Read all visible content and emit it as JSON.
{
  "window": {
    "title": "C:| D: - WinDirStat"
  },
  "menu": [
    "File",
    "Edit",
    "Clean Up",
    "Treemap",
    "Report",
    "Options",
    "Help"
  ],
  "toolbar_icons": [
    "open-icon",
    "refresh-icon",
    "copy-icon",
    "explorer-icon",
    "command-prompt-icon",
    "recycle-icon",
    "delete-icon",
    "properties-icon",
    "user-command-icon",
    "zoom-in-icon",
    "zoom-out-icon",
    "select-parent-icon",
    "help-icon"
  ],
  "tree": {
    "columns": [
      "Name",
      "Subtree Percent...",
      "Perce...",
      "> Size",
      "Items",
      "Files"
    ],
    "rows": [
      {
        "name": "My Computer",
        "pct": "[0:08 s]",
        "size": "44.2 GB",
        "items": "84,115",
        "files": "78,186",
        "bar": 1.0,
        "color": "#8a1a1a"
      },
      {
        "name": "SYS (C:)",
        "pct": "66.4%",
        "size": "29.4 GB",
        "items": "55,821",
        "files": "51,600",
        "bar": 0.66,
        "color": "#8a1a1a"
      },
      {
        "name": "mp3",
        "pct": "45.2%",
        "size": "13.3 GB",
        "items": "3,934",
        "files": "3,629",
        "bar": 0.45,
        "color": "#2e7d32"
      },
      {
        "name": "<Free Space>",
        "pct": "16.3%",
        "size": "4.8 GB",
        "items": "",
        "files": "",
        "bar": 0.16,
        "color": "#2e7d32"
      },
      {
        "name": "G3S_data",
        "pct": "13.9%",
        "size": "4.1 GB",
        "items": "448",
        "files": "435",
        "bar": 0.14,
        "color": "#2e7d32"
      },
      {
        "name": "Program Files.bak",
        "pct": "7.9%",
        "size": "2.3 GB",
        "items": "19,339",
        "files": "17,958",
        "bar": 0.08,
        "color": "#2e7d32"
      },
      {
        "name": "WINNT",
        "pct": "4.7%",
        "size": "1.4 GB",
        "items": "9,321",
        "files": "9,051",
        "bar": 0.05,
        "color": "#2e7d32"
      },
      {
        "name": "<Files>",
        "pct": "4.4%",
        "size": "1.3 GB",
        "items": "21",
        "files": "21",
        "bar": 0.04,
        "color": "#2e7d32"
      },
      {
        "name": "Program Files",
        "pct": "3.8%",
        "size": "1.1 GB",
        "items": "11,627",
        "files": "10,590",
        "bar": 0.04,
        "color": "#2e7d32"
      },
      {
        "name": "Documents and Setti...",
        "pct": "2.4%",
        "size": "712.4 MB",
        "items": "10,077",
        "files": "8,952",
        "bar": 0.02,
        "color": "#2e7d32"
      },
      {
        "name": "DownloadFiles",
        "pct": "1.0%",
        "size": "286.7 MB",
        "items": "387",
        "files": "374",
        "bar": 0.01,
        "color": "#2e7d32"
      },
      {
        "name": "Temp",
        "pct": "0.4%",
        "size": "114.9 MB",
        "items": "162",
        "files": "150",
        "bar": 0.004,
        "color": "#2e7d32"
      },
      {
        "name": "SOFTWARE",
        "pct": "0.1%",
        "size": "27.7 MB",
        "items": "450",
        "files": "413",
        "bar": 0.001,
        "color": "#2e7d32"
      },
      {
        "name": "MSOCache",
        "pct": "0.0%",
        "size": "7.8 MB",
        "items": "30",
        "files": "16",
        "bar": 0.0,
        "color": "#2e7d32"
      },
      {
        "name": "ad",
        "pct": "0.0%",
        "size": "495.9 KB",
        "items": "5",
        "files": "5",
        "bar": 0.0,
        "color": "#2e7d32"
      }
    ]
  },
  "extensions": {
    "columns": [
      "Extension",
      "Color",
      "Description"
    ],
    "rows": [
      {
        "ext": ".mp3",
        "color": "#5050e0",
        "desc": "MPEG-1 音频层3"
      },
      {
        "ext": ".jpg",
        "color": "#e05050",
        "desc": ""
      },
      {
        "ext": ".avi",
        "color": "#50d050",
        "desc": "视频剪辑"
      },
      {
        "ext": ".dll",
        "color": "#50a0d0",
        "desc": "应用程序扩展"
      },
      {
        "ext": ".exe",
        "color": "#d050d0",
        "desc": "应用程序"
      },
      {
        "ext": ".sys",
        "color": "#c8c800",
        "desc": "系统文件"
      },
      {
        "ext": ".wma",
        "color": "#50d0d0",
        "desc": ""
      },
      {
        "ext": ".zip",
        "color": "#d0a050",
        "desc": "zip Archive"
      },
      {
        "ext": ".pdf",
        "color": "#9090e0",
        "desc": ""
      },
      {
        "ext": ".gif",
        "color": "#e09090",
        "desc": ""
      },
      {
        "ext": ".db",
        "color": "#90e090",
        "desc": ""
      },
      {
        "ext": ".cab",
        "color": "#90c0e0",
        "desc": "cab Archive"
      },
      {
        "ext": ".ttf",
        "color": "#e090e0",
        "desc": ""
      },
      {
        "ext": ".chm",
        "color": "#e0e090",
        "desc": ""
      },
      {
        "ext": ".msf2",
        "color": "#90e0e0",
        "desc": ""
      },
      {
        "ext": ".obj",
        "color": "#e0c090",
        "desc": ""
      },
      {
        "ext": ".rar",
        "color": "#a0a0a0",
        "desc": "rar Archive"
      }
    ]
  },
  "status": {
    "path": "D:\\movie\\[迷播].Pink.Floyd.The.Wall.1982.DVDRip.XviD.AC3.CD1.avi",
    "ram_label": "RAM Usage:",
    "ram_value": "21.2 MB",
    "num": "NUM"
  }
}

************

Each line of the material must be restated exactly.

Output below:
Read all visible content and emit it as JSON.
{
  "window": {
    "title": "C:| D: - WinDirStat"
  },
  "menu": [
    "File",
    "Edit",
    "Clean Up",
    "Treemap",
    "Report",
    "Options",
    "Help"
  ],
  "toolbar_icons": [
    "open-icon",
    "refresh-icon",
    "copy-icon",
    "explorer-icon",
    "command-prompt-icon",
    "recycle-icon",
    "delete-icon",
    "properties-icon",
    "user-command-icon",
    "zoom-in-icon",
    "zoom-out-icon",
    "select-parent-icon",
    "help-icon"
  ],
  "tree": {
    "columns": [
      "Name",
      "Subtree Percent...",
      "Perce...",
      "> Size",
      "Items",
      "Files"
    ],
    "rows": [
      {
        "name": "My Computer",
        "pct": "[0:08 s]",
        "size": "44.2 GB",
        "items": "84,115",
        "files": "78,186",
        "bar": 1.0,
        "color": "#8a1a1a"
      },
      {
        "name": "SYS (C:)",
        "pct": "66.4%",
        "size": "29.4 GB",
        "items": "55,821",
        "files": "51,600",
        "bar": 0.66,
        "color": "#8a1a1a"
      },
      {
        "name": "mp3",
        "pct": "45.2%",
        "size": "13.3 GB",
        "items": "3,934",
        "files": "3,629",
        "bar": 0.45,
        "color": "#2e7d32"
      },
      {
        "name": "<Free Space>",
        "pct": "16.3%",
        "size": "4.8 GB",
        "items": "",
        "files": "",
        "bar": 0.16,
        "color": "#2e7d32"
      },
      {
        "name": "G3S_data",
        "pct": "13.9%",
        "size": "4.1 GB",
        "items": "448",
        "files": "435",
        "bar": 0.14,
        "color": "#2e7d32"
      },
      {
        "name": "Program Files.bak",
        "pct": "7.9%",
        "size": "2.3 GB",
        "items": "19,339",
        "files": "17,958",
        "bar": 0.08,
        "color": "#2e7d32"
      },
      {
        "name": "WINNT",
        "pct": "4.7%",
        "size": "1.4 GB",
        "items": "9,321",
        "files": "9,051",
        "bar": 0.05,
        "color": "#2e7d32"
      },
      {
        "name": "<Files>",
        "pct": "4.4%",
        "size": "1.3 GB",
        "items": "21",
        "files": "21",
        "bar": 0.04,
        "color": "#2e7d32"
      },
      {
        "name": "Program Files",
        "pct": "3.8%",
        "size": "1.1 GB",
        "items": "11,627",
        "files": "10,590",
        "bar": 0.04,
        "color": "#2e7d32"
      },
      {
        "name": "Documents and Setti...",
        "pct": "2.4%",
        "size": "712.4 MB",
        "items": "10,077",
        "files": "8,952",
        "bar": 0.02,
        "color": "#2e7d32"
      },
      {
        "name": "DownloadFiles",
        "pct": "1.0%",
        "size": "286.7 MB",
        "items": "387",
        "files": "374",
        "bar": 0.01,
        "color": "#2e7d32"
      },
      {
        "name": "Temp",
        "pct": "0.4%",
        "size": "114.9 MB",
        "items": "162",
        "files": "150",
        "bar": 0.004,
        "color": "#2e7d32"
      },
      {
        "name": "SOFTWARE",
        "pct": "0.1%",
        "size": "27.7 MB",
        "items": "450",
        "files": "413",
        "bar": 0.001,
        "color": "#2e7d32"
      },
      {
        "name": "MSOCache",
        "pct": "0.0%",
        "size": "7.8 MB",
        "items": "30",
        "files": "16",
        "bar": 0.0,
        "color": "#2e7d32"
      },
      {
        "name": "ad",
        "pct": "0.0%",
        "size": "495.9 KB",
        "items": "5",
        "files": "5",
        "bar": 0.0,
        "color": "#2e7d32"
      }
    ]
  },
  "extensions": {
    "columns": [
      "Extension",
      "Color",
      "Description"
    ],
    "rows": [
      {
        "ext": ".mp3",
        "color": "#5050e0",
        "desc": "MPEG-1 音频层3"
      },
      {
        "ext": ".jpg",
        "color": "#e05050",
        "desc": ""
      },
      {
        "ext": ".avi",
        "color": "#50d050",
        "desc": "视频剪辑"
      },
      {
        "ext": ".dll",
        "color": "#50a0d0",
        "desc": "应用程序扩展"
      },
      {
        "ext": ".exe",
        "color": "#d050d0",
        "desc": "应用程序"
      },
      {
        "ext": ".sys",
        "color": "#c8c800",
        "desc": "系统文件"
      },
      {
        "ext": ".wma",
        "color": "#50d0d0",
        "desc": ""
      },
      {
        "ext": ".zip",
        "color": "#d0a050",
        "desc": "zip Archive"
      },
      {
        "ext": ".pdf",
        "color": "#9090e0",
        "desc": ""
      },
      {
        "ext": ".gif",
        "color": "#e09090",
        "desc": ""
      },
      {
        "ext": ".db",
        "color": "#90e090",
        "desc": ""
      },
      {
        "ext": ".cab",
        "color": "#90c0e0",
        "desc": "cab Archive"
      },
      {
        "ext": ".ttf",
        "color": "#e090e0",
        "desc": ""
      },
      {
        "ext": ".chm",
        "color": "#e0e090",
        "desc": ""
      },
      {
        "ext": ".msf2",
        "color": "#90e0e0",
        "desc": ""
      },
      {
        "ext": ".obj",
        "color": "#e0c090",
        "desc": ""
      },
      {
        "ext": ".rar",
        "color": "#a0a0a0",
        "desc": "rar Archive"
      }
    ]
  },
  "status": {
    "path": "D:\\movie\\[迷播].Pink.Floyd.The.Wall.1982.DVDRip.XviD.AC3.CD1.avi",
    "ram_label": "RAM Usage:",
    "ram_value": "21.2 MB",
    "num": "NUM"
  }
}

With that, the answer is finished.